Instruction:
Keep only those lines of the records that include the string "would".
-- begin Data for this task --
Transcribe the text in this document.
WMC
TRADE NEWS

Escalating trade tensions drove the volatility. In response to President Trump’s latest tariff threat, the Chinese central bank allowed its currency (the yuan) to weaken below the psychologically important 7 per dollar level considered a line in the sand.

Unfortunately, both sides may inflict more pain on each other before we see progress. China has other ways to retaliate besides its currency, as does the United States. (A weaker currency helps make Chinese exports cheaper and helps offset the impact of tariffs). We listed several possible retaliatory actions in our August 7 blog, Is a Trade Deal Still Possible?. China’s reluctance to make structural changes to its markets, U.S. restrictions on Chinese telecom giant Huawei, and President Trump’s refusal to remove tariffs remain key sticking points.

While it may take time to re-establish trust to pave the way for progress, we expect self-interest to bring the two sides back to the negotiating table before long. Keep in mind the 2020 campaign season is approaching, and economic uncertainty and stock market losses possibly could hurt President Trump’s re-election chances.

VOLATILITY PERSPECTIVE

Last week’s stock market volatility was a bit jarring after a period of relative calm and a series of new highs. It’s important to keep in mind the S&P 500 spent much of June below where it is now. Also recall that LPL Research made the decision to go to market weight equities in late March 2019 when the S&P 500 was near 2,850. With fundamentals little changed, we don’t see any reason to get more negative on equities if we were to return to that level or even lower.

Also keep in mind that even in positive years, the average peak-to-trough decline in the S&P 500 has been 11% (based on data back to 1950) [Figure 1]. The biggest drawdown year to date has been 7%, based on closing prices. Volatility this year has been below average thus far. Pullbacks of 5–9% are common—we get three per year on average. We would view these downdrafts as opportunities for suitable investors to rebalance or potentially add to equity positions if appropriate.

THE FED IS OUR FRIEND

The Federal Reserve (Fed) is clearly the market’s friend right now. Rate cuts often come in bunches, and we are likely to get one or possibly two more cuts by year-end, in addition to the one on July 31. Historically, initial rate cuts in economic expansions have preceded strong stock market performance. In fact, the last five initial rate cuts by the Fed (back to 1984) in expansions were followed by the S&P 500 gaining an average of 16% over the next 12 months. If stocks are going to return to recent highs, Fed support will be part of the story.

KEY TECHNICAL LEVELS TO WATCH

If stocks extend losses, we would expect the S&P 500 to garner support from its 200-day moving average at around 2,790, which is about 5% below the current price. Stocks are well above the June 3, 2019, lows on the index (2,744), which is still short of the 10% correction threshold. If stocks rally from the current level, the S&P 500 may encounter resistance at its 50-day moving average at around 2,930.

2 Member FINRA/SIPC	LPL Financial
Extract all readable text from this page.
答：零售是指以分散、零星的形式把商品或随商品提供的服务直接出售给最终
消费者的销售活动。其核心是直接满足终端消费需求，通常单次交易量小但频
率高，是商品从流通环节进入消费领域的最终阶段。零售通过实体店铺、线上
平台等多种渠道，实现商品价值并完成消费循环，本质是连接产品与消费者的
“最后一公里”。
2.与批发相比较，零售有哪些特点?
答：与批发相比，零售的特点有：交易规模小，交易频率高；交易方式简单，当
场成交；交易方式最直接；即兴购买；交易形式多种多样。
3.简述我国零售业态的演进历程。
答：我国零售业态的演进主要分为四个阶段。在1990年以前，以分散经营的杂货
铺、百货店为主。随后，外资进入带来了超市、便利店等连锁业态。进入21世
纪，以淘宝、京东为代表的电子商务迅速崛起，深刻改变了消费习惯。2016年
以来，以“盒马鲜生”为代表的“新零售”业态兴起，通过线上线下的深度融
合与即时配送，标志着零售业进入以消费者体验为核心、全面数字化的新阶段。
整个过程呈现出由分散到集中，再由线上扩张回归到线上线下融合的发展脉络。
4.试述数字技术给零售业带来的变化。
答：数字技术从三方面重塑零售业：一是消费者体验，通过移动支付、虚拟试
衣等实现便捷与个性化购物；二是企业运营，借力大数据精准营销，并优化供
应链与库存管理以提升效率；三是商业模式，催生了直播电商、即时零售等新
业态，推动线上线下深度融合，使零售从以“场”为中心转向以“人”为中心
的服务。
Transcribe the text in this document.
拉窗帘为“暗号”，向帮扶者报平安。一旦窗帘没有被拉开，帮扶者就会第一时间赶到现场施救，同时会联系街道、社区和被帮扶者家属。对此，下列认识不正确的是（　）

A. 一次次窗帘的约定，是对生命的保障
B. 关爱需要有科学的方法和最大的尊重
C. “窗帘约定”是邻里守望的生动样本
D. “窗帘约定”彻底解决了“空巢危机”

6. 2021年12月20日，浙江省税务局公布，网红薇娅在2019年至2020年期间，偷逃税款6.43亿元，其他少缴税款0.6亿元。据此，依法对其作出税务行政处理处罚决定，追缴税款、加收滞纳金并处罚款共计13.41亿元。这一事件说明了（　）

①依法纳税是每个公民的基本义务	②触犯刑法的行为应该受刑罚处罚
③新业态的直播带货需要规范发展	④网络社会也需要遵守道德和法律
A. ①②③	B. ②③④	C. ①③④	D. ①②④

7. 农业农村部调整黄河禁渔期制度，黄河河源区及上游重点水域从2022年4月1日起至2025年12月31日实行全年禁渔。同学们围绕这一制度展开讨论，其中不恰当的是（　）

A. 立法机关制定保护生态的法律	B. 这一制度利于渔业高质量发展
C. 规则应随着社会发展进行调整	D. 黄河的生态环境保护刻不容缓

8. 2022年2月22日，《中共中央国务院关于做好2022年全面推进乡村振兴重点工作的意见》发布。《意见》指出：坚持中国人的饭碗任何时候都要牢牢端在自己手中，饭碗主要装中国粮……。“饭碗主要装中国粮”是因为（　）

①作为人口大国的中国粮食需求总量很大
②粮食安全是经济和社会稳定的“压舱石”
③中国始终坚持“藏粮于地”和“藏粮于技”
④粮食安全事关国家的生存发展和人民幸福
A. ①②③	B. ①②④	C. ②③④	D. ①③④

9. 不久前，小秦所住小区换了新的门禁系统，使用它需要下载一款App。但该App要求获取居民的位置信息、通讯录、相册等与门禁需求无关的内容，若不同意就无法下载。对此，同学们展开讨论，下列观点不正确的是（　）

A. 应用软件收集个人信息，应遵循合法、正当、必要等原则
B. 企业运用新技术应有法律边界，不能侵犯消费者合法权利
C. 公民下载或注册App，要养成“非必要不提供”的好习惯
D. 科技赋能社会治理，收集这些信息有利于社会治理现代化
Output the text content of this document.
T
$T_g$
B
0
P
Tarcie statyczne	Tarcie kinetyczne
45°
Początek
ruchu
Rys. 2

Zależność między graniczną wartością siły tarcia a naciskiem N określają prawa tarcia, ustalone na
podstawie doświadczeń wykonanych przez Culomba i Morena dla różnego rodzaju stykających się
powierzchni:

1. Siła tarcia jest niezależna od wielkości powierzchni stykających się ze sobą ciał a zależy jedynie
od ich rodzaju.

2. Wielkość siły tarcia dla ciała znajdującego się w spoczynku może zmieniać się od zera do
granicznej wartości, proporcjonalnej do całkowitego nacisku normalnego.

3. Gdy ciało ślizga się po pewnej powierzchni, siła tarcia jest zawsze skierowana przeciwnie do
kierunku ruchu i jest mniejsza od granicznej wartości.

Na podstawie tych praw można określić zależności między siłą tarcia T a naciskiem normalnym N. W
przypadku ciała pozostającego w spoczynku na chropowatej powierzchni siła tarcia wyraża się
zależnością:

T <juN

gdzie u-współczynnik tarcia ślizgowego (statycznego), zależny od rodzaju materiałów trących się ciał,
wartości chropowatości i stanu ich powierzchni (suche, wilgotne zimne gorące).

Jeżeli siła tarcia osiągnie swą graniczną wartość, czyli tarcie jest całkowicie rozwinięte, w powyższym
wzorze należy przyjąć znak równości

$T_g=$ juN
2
-- end Data for this task --
Response for this exercise:
Also keep in mind that even in positive years, the average peak-to-trough decline in the S&P 500 has been 11% (based on data back to 1950) [Figure 1]. The biggest drawdown year to date has been 7%, based on closing prices. Volatility this year has been below average thus far. Pullbacks of 5–9% are common—we get three per year on average. We would view these downdrafts as opportunities for suitable investors to rebalance or potentially add to equity positions if appropriate.
If stocks extend losses, we would expect the S&P 500 to garner support from its 200-day moving average at around 2,790, which is about 5% below the current price. Stocks are well above the June 3, 2019, lows on the index (2,744), which is still short of the 10% correction threshold. If stocks rally from the current level, the S&P 500 may encounter resistance at its 50-day moving average at around 2,930.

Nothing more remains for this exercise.